- **Exercise brief**
Sift the listing for lines that hold the string "денег" and pull them out.

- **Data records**
[start]

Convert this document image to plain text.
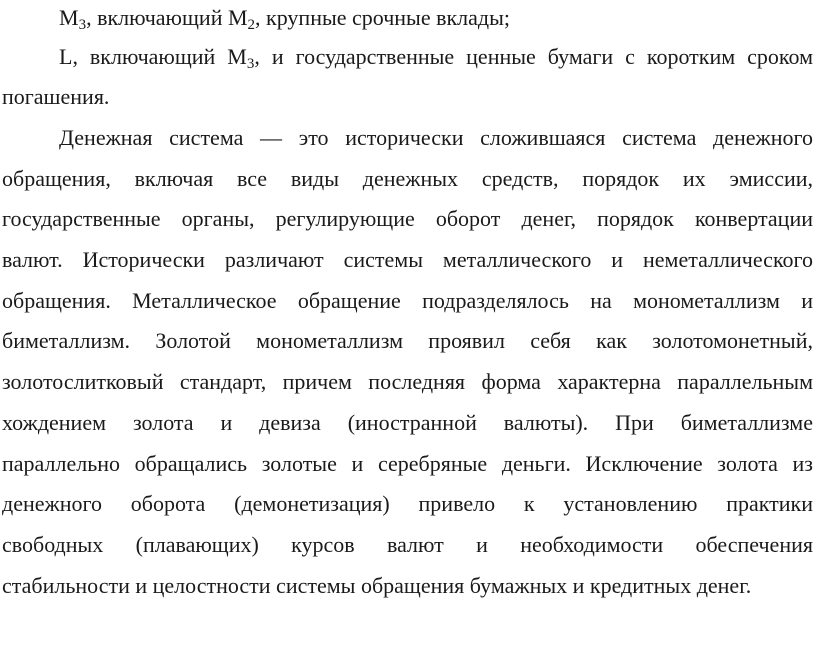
$M_3$, включающий $M_2$, крупные срочные вклады;
L, включающий $M_3$, и государственные ценные бумаги с коротким сроком
погашения.
Денежная система — это исторически сложившаяся система денежного
обращения, включая все виды денежных средств, порядок их эмиссии,
государственные органы, регулирующие оборот денег, порядок конвертации
валют. Исторически различают системы металлического и неметаллического
обращения. Металлическое обращение подразделялось на монометаллизм и
биметаллизм. Золотой монометаллизм проявил себя как золотомонетный,
золотослитковый стандарт, причем последняя форма характерна параллельным
хождением золота и девиза (иностранной валюты). При биметаллизме
параллельно обращались золотые и серебряные деньги. Исключение золота из
денежного оборота (демонетизация) привело к установлению практики
свободных (плавающих) курсов валют и необходимости обеспечения
стабильности и целостности системы обращения бумажных и кредитных денег.
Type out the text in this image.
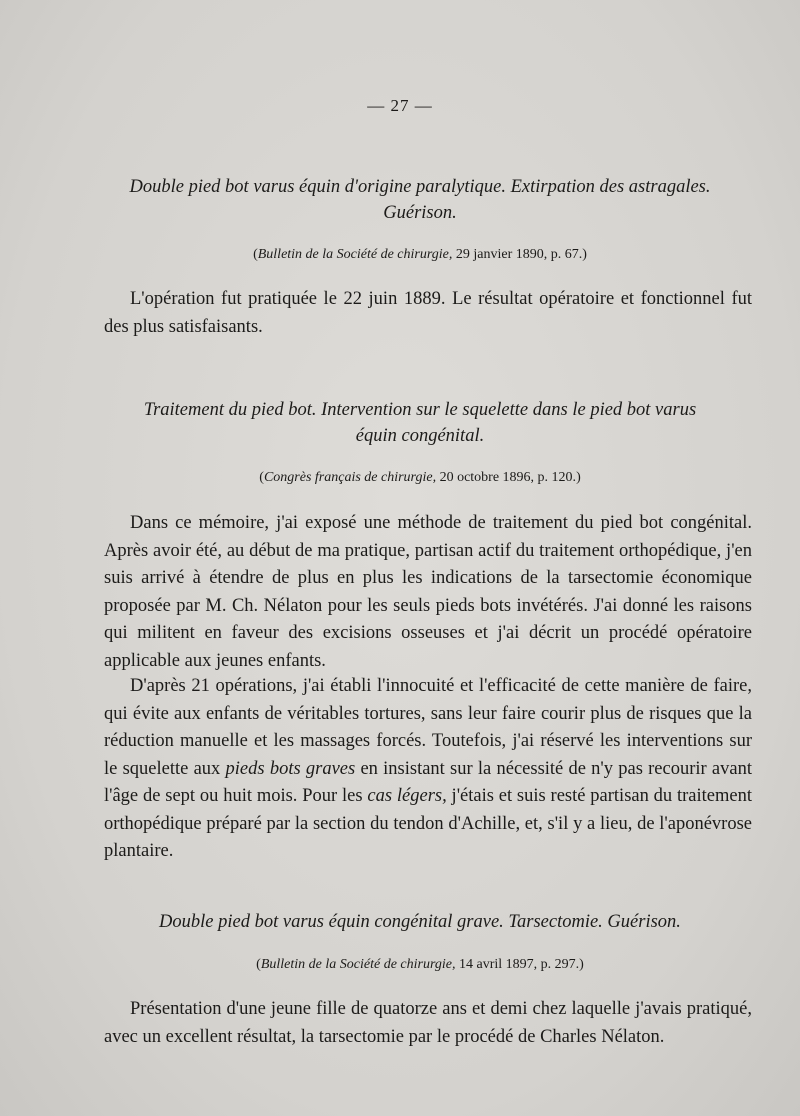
— 27 —
Double pied bot varus équin d'origine paralytique. Extirpation des astragales.
Guérison.
(Bulletin de la Société de chirurgie, 29 janvier 1890, p. 67.)
L'opération fut pratiquée le 22 juin 1889. Le résultat opératoire et fonctionnel fut des plus satisfaisants.
Traitement du pied bot. Intervention sur le squelette dans le pied bot varus
équin congénital.
(Congrès français de chirurgie, 20 octobre 1896, p. 120.)
Dans ce mémoire, j'ai exposé une méthode de traitement du pied bot congénital. Après avoir été, au début de ma pratique, partisan actif du traitement orthopédique, j'en suis arrivé à étendre de plus en plus les indications de la tarsectomie économique proposée par M. Ch. Nélaton pour les seuls pieds bots invétérés. J'ai donné les raisons qui militent en faveur des excisions osseuses et j'ai décrit un procédé opératoire applicable aux jeunes enfants.
D'après 21 opérations, j'ai établi l'innocuité et l'efficacité de cette manière de faire, qui évite aux enfants de véritables tortures, sans leur faire courir plus de risques que la réduction manuelle et les massages forcés. Toutefois, j'ai réservé les interventions sur le squelette aux pieds bots graves en insistant sur la nécessité de n'y pas recourir avant l'âge de sept ou huit mois. Pour les cas légers, j'étais et suis resté partisan du traitement orthopédique préparé par la section du tendon d'Achille, et, s'il y a lieu, de l'aponévrose plantaire.
Double pied bot varus équin congénital grave. Tarsectomie. Guérison.
(Bulletin de la Société de chirurgie, 14 avril 1897, p. 297.)
Présentation d'une jeune fille de quatorze ans et demi chez laquelle j'avais pratiqué, avec un excellent résultat, la tarsectomie par le procédé de Charles Nélaton.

[end]

- **Task answer**
государственные органы, регулирующие оборот денег, порядок конвертации
стабильности и целостности системы обращения бумажных и кредитных денег.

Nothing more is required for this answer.